--- Given exercise ---
Reproduce the listing below exactly. Pictures do not belong in the copy.

Start of Given data

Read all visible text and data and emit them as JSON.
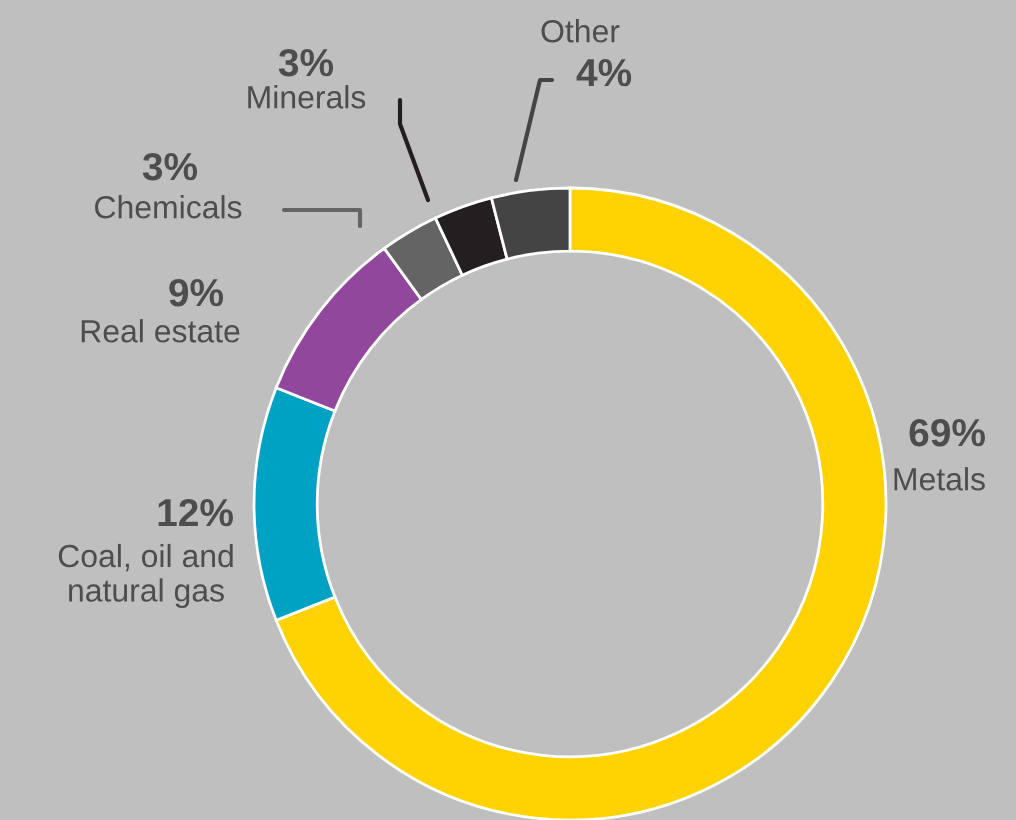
{
  "chart_data": {
    "type": "donut",
    "categories": [
      "Metals",
      "Coal, oil and\nnatural gas",
      "Real estate",
      "Chemicals",
      "Minerals",
      "Other"
    ],
    "values": [
      69,
      12,
      9,
      3,
      3,
      4
    ],
    "value_labels": [
      "69%",
      "12%",
      "9%",
      "3%",
      "3%",
      "4%"
    ],
    "colors": [
      "#ffd200",
      "#00a2c4",
      "#91479c",
      "#646464",
      "#231f20",
      "#444444"
    ]
  }
}
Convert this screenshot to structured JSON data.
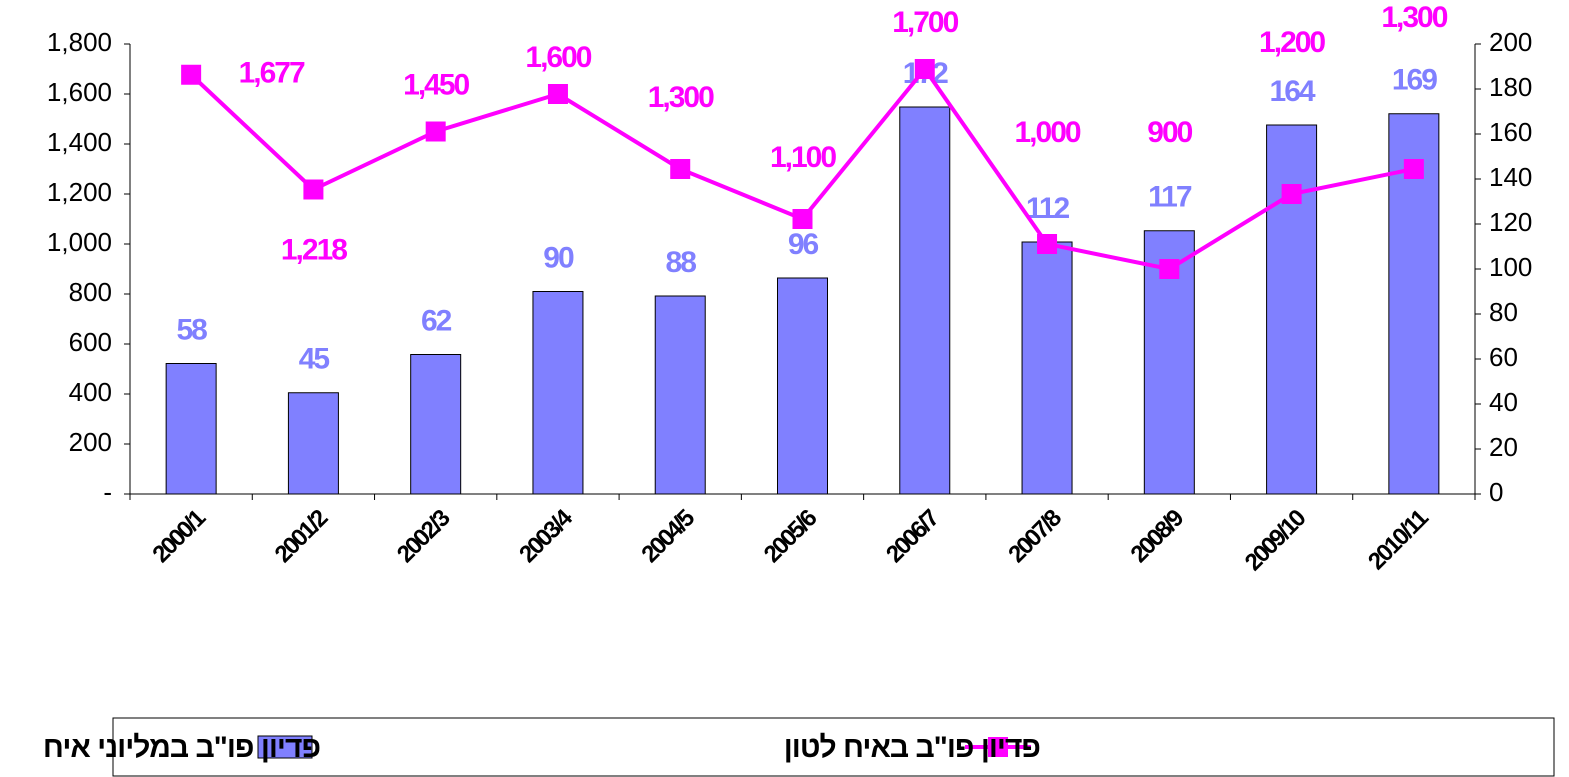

End of Given data

--- Written response ---
Read all visible text and data and emit them as JSON.
{
  "chart_data": {
    "type": "donut",
    "categories": [
      "Metals",
      "Coal, oil and\nnatural gas",
      "Real estate",
      "Chemicals",
      "Minerals",
      "Other"
    ],
    "values": [
      69,
      12,
      9,
      3,
      3,
      4
    ],
    "value_labels": [
      "69%",
      "12%",
      "9%",
      "3%",
      "3%",
      "4%"
    ],
    "colors": [
      "#ffd200",
      "#00a2c4",
      "#91479c",
      "#646464",
      "#231f20",
      "#444444"
    ]
  }
}
Convert this screenshot to structured JSON data.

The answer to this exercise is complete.